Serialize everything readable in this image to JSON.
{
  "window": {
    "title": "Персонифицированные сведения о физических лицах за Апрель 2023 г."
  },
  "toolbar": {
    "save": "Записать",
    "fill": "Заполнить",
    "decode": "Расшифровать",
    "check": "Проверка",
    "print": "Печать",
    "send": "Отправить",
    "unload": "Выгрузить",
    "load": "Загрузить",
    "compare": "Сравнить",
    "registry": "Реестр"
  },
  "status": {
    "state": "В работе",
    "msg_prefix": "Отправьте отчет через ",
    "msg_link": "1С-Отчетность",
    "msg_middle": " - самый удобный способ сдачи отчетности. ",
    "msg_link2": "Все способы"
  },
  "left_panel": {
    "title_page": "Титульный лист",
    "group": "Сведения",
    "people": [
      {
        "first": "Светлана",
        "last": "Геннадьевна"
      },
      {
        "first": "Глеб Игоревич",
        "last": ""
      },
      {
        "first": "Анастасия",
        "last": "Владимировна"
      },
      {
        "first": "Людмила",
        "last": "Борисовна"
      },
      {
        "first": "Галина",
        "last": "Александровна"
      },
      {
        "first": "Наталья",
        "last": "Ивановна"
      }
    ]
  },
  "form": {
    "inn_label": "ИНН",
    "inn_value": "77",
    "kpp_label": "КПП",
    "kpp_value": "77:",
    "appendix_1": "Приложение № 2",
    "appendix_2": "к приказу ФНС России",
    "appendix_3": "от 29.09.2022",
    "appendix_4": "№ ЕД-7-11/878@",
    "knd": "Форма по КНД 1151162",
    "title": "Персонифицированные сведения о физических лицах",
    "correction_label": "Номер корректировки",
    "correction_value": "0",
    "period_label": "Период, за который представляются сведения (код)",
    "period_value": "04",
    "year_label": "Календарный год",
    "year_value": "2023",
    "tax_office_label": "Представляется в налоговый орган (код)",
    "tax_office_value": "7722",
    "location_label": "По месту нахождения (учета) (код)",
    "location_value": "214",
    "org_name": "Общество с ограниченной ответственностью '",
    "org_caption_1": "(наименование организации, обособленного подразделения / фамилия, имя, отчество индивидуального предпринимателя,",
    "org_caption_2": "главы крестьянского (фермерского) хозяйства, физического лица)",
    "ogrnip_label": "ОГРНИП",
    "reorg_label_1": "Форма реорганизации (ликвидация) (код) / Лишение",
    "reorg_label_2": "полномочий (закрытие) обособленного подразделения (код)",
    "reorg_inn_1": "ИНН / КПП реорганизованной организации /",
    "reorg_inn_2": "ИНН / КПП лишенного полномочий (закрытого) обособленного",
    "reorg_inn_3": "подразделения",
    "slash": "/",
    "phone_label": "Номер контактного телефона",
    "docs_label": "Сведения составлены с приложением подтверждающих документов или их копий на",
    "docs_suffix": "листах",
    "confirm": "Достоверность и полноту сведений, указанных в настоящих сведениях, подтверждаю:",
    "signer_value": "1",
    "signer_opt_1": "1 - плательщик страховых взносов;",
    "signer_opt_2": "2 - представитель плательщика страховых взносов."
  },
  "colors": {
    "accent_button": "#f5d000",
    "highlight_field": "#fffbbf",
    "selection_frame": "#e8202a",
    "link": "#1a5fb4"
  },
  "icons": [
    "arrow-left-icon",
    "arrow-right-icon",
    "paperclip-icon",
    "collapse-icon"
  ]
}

******************************

■ **SHORT PROBLEM**: Repeat every line of the data, exactly and in full.

■ **SOLVED PROBLEM**:
Serialize everything readable in this image to JSON.
{
  "window": {
    "title": "Персонифицированные сведения о физических лицах за Апрель 2023 г."
  },
  "toolbar": {
    "save": "Записать",
    "fill": "Заполнить",
    "decode": "Расшифровать",
    "check": "Проверка",
    "print": "Печать",
    "send": "Отправить",
    "unload": "Выгрузить",
    "load": "Загрузить",
    "compare": "Сравнить",
    "registry": "Реестр"
  },
  "status": {
    "state": "В работе",
    "msg_prefix": "Отправьте отчет через ",
    "msg_link": "1С-Отчетность",
    "msg_middle": " - самый удобный способ сдачи отчетности. ",
    "msg_link2": "Все способы"
  },
  "left_panel": {
    "title_page": "Титульный лист",
    "group": "Сведения",
    "people": [
      {
        "first": "Светлана",
        "last": "Геннадьевна"
      },
      {
        "first": "Глеб Игоревич",
        "last": ""
      },
      {
        "first": "Анастасия",
        "last": "Владимировна"
      },
      {
        "first": "Людмила",
        "last": "Борисовна"
      },
      {
        "first": "Галина",
        "last": "Александровна"
      },
      {
        "first": "Наталья",
        "last": "Ивановна"
      }
    ]
  },
  "form": {
    "inn_label": "ИНН",
    "inn_value": "77",
    "kpp_label": "КПП",
    "kpp_value": "77:",
    "appendix_1": "Приложение № 2",
    "appendix_2": "к приказу ФНС России",
    "appendix_3": "от 29.09.2022",
    "appendix_4": "№ ЕД-7-11/878@",
    "knd": "Форма по КНД 1151162",
    "title": "Персонифицированные сведения о физических лицах",
    "correction_label": "Номер корректировки",
    "correction_value": "0",
    "period_label": "Период, за который представляются сведения (код)",
    "period_value": "04",
    "year_label": "Календарный год",
    "year_value": "2023",
    "tax_office_label": "Представляется в налоговый орган (код)",
    "tax_office_value": "7722",
    "location_label": "По месту нахождения (учета) (код)",
    "location_value": "214",
    "org_name": "Общество с ограниченной ответственностью '",
    "org_caption_1": "(наименование организации, обособленного подразделения / фамилия, имя, отчество индивидуального предпринимателя,",
    "org_caption_2": "главы крестьянского (фермерского) хозяйства, физического лица)",
    "ogrnip_label": "ОГРНИП",
    "reorg_label_1": "Форма реорганизации (ликвидация) (код) / Лишение",
    "reorg_label_2": "полномочий (закрытие) обособленного подразделения (код)",
    "reorg_inn_1": "ИНН / КПП реорганизованной организации /",
    "reorg_inn_2": "ИНН / КПП лишенного полномочий (закрытого) обособленного",
    "reorg_inn_3": "подразделения",
    "slash": "/",
    "phone_label": "Номер контактного телефона",
    "docs_label": "Сведения составлены с приложением подтверждающих документов или их копий на",
    "docs_suffix": "листах",
    "confirm": "Достоверность и полноту сведений, указанных в настоящих сведениях, подтверждаю:",
    "signer_value": "1",
    "signer_opt_1": "1 - плательщик страховых взносов;",
    "signer_opt_2": "2 - представитель плательщика страховых взносов."
  },
  "colors": {
    "accent_button": "#f5d000",
    "highlight_field": "#fffbbf",
    "selection_frame": "#e8202a",
    "link": "#1a5fb4"
  },
  "icons": [
    "arrow-left-icon",
    "arrow-right-icon",
    "paperclip-icon",
    "collapse-icon"
  ]
}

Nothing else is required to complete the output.